[Extracted data entries]
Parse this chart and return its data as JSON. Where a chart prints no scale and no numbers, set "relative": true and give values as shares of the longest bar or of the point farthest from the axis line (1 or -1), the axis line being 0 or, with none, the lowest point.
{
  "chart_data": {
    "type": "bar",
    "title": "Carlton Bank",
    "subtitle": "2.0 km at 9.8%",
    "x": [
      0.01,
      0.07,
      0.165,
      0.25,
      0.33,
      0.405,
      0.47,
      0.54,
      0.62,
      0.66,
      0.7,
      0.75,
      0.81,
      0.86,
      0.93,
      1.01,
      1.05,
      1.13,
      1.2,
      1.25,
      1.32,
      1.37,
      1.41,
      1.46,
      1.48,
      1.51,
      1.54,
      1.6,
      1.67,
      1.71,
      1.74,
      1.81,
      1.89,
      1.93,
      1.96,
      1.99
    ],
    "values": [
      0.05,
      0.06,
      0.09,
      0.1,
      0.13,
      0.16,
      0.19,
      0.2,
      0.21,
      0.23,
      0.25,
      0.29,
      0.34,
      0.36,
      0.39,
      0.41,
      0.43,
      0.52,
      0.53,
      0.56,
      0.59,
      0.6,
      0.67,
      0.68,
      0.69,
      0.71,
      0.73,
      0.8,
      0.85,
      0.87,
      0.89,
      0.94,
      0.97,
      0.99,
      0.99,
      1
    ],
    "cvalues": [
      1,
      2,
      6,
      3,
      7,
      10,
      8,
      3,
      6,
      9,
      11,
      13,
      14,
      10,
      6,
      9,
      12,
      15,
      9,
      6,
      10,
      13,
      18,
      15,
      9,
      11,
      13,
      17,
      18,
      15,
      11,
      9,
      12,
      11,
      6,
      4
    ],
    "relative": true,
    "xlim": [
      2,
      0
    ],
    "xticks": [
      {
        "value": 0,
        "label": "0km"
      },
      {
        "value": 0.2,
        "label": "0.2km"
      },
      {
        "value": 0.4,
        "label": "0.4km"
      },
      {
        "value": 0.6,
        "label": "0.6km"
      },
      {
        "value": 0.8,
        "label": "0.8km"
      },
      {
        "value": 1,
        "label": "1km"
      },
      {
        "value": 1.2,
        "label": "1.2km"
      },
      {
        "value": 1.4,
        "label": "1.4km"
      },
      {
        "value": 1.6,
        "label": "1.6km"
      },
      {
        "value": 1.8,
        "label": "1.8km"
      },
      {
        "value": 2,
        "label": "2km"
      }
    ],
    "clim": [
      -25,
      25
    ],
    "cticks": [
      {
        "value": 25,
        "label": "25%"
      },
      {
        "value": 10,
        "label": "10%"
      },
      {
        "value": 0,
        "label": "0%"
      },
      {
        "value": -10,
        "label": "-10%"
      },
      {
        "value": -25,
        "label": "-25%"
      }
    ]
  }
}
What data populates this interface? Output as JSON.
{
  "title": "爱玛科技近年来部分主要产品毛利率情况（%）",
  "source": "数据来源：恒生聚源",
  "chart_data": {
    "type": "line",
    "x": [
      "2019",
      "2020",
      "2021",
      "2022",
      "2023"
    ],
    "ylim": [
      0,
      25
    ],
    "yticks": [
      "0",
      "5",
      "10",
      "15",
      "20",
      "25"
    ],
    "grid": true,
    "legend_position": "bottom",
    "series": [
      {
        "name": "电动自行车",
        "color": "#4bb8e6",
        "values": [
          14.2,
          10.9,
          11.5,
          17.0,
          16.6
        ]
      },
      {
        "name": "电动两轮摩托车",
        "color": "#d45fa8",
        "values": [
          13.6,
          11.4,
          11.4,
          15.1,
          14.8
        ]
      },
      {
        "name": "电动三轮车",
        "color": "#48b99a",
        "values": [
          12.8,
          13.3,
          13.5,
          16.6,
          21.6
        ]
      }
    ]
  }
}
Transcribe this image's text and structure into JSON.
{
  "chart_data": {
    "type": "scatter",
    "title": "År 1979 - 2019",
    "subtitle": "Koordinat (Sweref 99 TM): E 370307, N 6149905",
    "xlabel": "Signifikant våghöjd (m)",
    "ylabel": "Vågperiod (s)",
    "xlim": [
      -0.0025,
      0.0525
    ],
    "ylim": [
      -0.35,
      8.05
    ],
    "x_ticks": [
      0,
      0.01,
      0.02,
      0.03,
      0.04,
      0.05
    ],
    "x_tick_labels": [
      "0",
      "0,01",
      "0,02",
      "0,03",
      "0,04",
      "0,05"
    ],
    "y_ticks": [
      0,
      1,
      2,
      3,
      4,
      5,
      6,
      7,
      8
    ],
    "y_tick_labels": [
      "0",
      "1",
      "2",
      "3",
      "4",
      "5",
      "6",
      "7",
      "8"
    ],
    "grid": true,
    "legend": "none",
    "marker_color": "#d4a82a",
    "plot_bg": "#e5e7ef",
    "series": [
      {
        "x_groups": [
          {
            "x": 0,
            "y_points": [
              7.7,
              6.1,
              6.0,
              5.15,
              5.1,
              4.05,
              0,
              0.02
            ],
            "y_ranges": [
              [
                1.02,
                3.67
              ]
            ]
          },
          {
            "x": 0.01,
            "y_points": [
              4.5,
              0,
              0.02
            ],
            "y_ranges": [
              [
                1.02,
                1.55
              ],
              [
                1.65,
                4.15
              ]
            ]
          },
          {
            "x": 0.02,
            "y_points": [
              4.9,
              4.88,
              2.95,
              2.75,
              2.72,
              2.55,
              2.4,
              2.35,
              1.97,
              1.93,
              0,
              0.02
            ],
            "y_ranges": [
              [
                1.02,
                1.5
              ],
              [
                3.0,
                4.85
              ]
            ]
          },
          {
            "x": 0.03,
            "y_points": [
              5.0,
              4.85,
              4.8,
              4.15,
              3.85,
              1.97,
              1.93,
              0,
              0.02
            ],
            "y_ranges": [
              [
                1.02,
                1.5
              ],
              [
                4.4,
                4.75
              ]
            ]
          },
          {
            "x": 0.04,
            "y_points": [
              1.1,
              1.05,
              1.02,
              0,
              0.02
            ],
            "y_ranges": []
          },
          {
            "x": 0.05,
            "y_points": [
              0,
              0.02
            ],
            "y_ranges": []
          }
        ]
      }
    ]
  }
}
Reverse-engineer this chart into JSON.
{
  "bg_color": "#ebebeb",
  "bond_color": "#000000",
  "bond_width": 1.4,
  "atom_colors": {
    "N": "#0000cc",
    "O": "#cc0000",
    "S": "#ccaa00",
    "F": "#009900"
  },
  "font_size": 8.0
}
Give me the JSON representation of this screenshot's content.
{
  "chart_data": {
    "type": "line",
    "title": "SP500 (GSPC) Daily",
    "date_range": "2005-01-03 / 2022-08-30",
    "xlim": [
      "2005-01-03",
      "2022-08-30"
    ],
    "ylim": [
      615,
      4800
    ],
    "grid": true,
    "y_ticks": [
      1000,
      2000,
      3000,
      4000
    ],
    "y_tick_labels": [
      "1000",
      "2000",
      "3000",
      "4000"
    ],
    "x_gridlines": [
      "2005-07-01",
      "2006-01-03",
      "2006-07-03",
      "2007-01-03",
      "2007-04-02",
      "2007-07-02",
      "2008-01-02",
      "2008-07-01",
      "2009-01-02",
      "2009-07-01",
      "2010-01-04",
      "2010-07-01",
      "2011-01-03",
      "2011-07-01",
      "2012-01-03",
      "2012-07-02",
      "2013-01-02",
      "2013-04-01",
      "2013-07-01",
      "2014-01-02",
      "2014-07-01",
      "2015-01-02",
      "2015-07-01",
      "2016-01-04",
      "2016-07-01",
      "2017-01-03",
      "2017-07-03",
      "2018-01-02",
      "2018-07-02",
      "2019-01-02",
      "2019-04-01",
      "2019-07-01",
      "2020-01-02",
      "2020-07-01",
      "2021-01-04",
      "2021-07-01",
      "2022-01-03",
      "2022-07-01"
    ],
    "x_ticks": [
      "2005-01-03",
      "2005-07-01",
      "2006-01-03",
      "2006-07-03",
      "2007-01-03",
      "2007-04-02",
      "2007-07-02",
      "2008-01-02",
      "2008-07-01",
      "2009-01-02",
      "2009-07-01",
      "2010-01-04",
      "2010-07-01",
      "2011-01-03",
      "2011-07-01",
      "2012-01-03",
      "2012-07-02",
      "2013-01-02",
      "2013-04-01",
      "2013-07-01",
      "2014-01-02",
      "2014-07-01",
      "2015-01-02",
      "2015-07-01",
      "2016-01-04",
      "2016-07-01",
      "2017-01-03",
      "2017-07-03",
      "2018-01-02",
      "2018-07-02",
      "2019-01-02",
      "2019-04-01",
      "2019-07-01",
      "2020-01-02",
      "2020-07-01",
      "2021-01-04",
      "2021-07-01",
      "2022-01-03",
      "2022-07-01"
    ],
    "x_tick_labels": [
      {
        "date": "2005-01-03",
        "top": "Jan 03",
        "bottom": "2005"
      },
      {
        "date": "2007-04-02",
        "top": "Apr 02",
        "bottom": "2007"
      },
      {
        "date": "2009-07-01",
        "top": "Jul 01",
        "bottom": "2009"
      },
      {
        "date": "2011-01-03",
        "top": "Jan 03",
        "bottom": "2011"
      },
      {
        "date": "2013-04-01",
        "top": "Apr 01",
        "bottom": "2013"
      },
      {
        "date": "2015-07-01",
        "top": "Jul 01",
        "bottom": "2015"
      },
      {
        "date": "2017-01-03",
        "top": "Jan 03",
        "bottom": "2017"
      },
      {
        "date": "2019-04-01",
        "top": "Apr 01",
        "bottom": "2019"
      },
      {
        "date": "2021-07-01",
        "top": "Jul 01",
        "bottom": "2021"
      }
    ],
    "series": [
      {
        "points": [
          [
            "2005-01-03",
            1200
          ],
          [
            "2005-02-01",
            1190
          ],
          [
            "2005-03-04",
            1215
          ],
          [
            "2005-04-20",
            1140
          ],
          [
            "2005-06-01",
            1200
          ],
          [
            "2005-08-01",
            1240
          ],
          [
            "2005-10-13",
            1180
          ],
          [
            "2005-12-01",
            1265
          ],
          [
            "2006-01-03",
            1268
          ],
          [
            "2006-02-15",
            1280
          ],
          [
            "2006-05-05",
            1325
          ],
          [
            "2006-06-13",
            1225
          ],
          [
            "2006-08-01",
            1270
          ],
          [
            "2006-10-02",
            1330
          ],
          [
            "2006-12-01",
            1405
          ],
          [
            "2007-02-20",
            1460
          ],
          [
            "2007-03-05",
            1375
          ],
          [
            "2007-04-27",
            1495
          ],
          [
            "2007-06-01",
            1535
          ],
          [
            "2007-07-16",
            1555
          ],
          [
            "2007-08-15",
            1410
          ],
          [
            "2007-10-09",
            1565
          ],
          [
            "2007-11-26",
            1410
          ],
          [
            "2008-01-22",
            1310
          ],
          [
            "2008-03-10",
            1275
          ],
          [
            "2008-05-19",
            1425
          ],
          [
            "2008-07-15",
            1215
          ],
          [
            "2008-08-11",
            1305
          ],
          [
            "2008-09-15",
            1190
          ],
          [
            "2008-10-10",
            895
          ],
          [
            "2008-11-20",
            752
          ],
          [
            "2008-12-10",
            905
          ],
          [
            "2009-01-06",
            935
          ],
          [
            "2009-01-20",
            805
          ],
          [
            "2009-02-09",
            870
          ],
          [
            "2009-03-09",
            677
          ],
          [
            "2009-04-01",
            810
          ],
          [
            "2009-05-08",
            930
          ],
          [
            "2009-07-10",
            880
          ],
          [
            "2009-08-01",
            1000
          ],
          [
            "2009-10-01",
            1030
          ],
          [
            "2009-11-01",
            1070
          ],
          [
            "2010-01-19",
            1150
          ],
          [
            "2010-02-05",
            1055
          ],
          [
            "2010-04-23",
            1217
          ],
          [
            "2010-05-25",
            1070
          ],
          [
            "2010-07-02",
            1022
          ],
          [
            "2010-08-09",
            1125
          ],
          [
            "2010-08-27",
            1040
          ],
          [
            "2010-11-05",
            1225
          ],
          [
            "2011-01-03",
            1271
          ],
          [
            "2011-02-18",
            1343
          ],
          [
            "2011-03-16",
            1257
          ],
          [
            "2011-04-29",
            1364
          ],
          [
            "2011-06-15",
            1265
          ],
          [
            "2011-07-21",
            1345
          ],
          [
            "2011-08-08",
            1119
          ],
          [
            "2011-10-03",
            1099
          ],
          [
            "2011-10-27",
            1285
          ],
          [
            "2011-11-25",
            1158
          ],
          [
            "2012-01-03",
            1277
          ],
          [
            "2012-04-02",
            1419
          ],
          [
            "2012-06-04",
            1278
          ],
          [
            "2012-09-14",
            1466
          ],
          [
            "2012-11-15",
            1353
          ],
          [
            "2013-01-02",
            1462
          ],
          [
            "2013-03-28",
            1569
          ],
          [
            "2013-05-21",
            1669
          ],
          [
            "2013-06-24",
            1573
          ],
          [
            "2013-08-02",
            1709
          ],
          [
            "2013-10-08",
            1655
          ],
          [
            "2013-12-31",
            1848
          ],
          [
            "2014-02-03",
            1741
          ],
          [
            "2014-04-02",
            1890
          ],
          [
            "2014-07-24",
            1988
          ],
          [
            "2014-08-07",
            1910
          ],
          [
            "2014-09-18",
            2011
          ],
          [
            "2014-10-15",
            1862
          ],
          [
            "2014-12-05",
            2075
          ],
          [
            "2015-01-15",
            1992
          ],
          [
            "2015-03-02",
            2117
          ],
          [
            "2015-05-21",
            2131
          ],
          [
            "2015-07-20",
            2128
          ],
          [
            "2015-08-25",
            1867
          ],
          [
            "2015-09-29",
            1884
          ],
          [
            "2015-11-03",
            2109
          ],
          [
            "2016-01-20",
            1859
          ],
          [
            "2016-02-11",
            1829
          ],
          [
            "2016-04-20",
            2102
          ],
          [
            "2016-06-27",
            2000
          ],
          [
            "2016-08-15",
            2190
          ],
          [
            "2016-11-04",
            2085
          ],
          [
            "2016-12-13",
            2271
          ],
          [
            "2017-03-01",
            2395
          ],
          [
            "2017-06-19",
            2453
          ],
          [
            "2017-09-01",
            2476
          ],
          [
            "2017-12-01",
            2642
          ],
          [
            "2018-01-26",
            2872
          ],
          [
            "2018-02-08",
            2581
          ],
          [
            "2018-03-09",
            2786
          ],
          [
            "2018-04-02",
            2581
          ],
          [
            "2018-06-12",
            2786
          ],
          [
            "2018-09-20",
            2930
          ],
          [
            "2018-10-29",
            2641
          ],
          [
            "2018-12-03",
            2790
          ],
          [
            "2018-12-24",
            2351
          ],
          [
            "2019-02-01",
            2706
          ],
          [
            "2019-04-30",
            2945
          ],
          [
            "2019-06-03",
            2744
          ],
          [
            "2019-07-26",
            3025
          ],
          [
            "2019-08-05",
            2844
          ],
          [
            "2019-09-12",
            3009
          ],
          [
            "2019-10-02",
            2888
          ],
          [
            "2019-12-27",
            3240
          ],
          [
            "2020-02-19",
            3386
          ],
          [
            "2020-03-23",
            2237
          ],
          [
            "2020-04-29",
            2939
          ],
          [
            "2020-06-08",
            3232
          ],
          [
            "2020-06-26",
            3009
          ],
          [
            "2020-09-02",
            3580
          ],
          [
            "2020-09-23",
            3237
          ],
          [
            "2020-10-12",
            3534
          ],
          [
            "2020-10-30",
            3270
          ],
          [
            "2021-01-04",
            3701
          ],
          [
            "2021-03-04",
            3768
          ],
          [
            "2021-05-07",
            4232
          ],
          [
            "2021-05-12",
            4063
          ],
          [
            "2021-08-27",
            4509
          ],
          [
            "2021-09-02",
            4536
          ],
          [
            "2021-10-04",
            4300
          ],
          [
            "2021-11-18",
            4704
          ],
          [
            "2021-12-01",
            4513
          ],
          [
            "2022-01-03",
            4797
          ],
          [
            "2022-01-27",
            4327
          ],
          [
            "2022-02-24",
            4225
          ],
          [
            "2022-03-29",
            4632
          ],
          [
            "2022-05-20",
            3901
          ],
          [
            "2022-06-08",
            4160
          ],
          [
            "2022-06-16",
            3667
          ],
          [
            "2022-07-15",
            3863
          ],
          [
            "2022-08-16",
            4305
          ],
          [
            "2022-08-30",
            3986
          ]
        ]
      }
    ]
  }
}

EXERCISE:
From the listing above, report the number of lines containing the string "relative", without any accompanying remarks.

THE SOLUTION:
2